§ Task description
Set down the whole listing verbatim.

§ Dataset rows
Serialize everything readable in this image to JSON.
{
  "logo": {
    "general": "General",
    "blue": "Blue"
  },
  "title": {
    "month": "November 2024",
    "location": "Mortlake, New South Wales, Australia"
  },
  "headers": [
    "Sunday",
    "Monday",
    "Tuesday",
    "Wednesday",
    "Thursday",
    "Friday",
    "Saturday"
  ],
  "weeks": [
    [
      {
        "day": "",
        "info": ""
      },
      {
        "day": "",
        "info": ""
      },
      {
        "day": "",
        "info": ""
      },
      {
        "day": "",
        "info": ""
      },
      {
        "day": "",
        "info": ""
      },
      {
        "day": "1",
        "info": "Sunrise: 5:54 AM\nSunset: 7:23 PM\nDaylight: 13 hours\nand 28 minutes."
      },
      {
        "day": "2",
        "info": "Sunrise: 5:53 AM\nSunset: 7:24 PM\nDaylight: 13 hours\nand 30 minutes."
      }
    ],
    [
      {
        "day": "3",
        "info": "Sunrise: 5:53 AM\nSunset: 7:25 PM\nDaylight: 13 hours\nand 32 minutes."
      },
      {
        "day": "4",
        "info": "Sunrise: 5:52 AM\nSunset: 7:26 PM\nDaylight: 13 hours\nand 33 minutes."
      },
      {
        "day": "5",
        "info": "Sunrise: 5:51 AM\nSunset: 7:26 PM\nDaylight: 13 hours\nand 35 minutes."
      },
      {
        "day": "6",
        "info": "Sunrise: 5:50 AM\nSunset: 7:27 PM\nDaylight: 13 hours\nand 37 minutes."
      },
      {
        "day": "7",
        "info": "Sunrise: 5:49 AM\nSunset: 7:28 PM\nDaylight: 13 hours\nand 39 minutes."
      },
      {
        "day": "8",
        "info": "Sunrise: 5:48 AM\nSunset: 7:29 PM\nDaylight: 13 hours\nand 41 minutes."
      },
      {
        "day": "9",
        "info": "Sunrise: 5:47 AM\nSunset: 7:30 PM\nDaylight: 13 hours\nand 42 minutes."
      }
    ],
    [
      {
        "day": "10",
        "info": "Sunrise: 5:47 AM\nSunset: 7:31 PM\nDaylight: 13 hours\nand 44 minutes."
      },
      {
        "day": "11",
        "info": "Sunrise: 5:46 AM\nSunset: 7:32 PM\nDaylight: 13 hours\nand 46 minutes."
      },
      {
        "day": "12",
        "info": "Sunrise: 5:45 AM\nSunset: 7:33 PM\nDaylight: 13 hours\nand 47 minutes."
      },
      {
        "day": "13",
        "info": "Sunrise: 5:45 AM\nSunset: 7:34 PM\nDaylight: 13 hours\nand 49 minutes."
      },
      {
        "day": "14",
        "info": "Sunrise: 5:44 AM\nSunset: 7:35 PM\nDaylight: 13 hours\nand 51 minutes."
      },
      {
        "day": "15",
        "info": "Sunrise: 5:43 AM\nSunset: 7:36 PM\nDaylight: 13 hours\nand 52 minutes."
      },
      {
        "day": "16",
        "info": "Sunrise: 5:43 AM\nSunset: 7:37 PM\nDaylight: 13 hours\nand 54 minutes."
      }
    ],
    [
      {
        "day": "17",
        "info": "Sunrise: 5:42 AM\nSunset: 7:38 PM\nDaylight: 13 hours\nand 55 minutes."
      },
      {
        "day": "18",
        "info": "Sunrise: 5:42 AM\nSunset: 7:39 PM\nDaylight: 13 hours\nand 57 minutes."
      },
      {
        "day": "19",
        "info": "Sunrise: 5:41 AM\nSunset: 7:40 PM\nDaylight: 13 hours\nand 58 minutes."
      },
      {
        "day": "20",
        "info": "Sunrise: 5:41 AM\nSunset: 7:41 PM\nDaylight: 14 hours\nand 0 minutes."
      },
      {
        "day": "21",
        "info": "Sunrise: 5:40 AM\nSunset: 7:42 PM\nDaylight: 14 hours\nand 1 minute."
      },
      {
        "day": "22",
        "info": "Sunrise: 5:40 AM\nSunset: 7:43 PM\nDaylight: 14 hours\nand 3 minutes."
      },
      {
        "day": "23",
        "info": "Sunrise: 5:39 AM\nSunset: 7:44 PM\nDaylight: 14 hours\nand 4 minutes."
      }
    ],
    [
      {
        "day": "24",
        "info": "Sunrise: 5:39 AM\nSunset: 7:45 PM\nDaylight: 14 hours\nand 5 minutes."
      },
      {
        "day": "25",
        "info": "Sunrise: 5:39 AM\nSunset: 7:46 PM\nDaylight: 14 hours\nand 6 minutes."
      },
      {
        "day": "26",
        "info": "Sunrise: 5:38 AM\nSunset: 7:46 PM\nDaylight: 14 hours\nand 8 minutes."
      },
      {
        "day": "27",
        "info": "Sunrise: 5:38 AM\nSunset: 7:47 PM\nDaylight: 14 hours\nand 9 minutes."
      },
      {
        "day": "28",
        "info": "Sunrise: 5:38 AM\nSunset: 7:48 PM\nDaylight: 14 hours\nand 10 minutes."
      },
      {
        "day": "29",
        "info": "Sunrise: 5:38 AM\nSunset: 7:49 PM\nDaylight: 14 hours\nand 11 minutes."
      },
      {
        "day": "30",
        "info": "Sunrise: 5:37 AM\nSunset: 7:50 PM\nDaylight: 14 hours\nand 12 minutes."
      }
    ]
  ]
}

§ Right answer
Serialize everything readable in this image to JSON.
{
  "logo": {
    "general": "General",
    "blue": "Blue"
  },
  "title": {
    "month": "November 2024",
    "location": "Mortlake, New South Wales, Australia"
  },
  "headers": [
    "Sunday",
    "Monday",
    "Tuesday",
    "Wednesday",
    "Thursday",
    "Friday",
    "Saturday"
  ],
  "weeks": [
    [
      {
        "day": "",
        "info": ""
      },
      {
        "day": "",
        "info": ""
      },
      {
        "day": "",
        "info": ""
      },
      {
        "day": "",
        "info": ""
      },
      {
        "day": "",
        "info": ""
      },
      {
        "day": "1",
        "info": "Sunrise: 5:54 AM\nSunset: 7:23 PM\nDaylight: 13 hours\nand 28 minutes."
      },
      {
        "day": "2",
        "info": "Sunrise: 5:53 AM\nSunset: 7:24 PM\nDaylight: 13 hours\nand 30 minutes."
      }
    ],
    [
      {
        "day": "3",
        "info": "Sunrise: 5:53 AM\nSunset: 7:25 PM\nDaylight: 13 hours\nand 32 minutes."
      },
      {
        "day": "4",
        "info": "Sunrise: 5:52 AM\nSunset: 7:26 PM\nDaylight: 13 hours\nand 33 minutes."
      },
      {
        "day": "5",
        "info": "Sunrise: 5:51 AM\nSunset: 7:26 PM\nDaylight: 13 hours\nand 35 minutes."
      },
      {
        "day": "6",
        "info": "Sunrise: 5:50 AM\nSunset: 7:27 PM\nDaylight: 13 hours\nand 37 minutes."
      },
      {
        "day": "7",
        "info": "Sunrise: 5:49 AM\nSunset: 7:28 PM\nDaylight: 13 hours\nand 39 minutes."
      },
      {
        "day": "8",
        "info": "Sunrise: 5:48 AM\nSunset: 7:29 PM\nDaylight: 13 hours\nand 41 minutes."
      },
      {
        "day": "9",
        "info": "Sunrise: 5:47 AM\nSunset: 7:30 PM\nDaylight: 13 hours\nand 42 minutes."
      }
    ],
    [
      {
        "day": "10",
        "info": "Sunrise: 5:47 AM\nSunset: 7:31 PM\nDaylight: 13 hours\nand 44 minutes."
      },
      {
        "day": "11",
        "info": "Sunrise: 5:46 AM\nSunset: 7:32 PM\nDaylight: 13 hours\nand 46 minutes."
      },
      {
        "day": "12",
        "info": "Sunrise: 5:45 AM\nSunset: 7:33 PM\nDaylight: 13 hours\nand 47 minutes."
      },
      {
        "day": "13",
        "info": "Sunrise: 5:45 AM\nSunset: 7:34 PM\nDaylight: 13 hours\nand 49 minutes."
      },
      {
        "day": "14",
        "info": "Sunrise: 5:44 AM\nSunset: 7:35 PM\nDaylight: 13 hours\nand 51 minutes."
      },
      {
        "day": "15",
        "info": "Sunrise: 5:43 AM\nSunset: 7:36 PM\nDaylight: 13 hours\nand 52 minutes."
      },
      {
        "day": "16",
        "info": "Sunrise: 5:43 AM\nSunset: 7:37 PM\nDaylight: 13 hours\nand 54 minutes."
      }
    ],
    [
      {
        "day": "17",
        "info": "Sunrise: 5:42 AM\nSunset: 7:38 PM\nDaylight: 13 hours\nand 55 minutes."
      },
      {
        "day": "18",
        "info": "Sunrise: 5:42 AM\nSunset: 7:39 PM\nDaylight: 13 hours\nand 57 minutes."
      },
      {
        "day": "19",
        "info": "Sunrise: 5:41 AM\nSunset: 7:40 PM\nDaylight: 13 hours\nand 58 minutes."
      },
      {
        "day": "20",
        "info": "Sunrise: 5:41 AM\nSunset: 7:41 PM\nDaylight: 14 hours\nand 0 minutes."
      },
      {
        "day": "21",
        "info": "Sunrise: 5:40 AM\nSunset: 7:42 PM\nDaylight: 14 hours\nand 1 minute."
      },
      {
        "day": "22",
        "info": "Sunrise: 5:40 AM\nSunset: 7:43 PM\nDaylight: 14 hours\nand 3 minutes."
      },
      {
        "day": "23",
        "info": "Sunrise: 5:39 AM\nSunset: 7:44 PM\nDaylight: 14 hours\nand 4 minutes."
      }
    ],
    [
      {
        "day": "24",
        "info": "Sunrise: 5:39 AM\nSunset: 7:45 PM\nDaylight: 14 hours\nand 5 minutes."
      },
      {
        "day": "25",
        "info": "Sunrise: 5:39 AM\nSunset: 7:46 PM\nDaylight: 14 hours\nand 6 minutes."
      },
      {
        "day": "26",
        "info": "Sunrise: 5:38 AM\nSunset: 7:46 PM\nDaylight: 14 hours\nand 8 minutes."
      },
      {
        "day": "27",
        "info": "Sunrise: 5:38 AM\nSunset: 7:47 PM\nDaylight: 14 hours\nand 9 minutes."
      },
      {
        "day": "28",
        "info": "Sunrise: 5:38 AM\nSunset: 7:48 PM\nDaylight: 14 hours\nand 10 minutes."
      },
      {
        "day": "29",
        "info": "Sunrise: 5:38 AM\nSunset: 7:49 PM\nDaylight: 14 hours\nand 11 minutes."
      },
      {
        "day": "30",
        "info": "Sunrise: 5:37 AM\nSunset: 7:50 PM\nDaylight: 14 hours\nand 12 minutes."
      }
    ]
  ]
}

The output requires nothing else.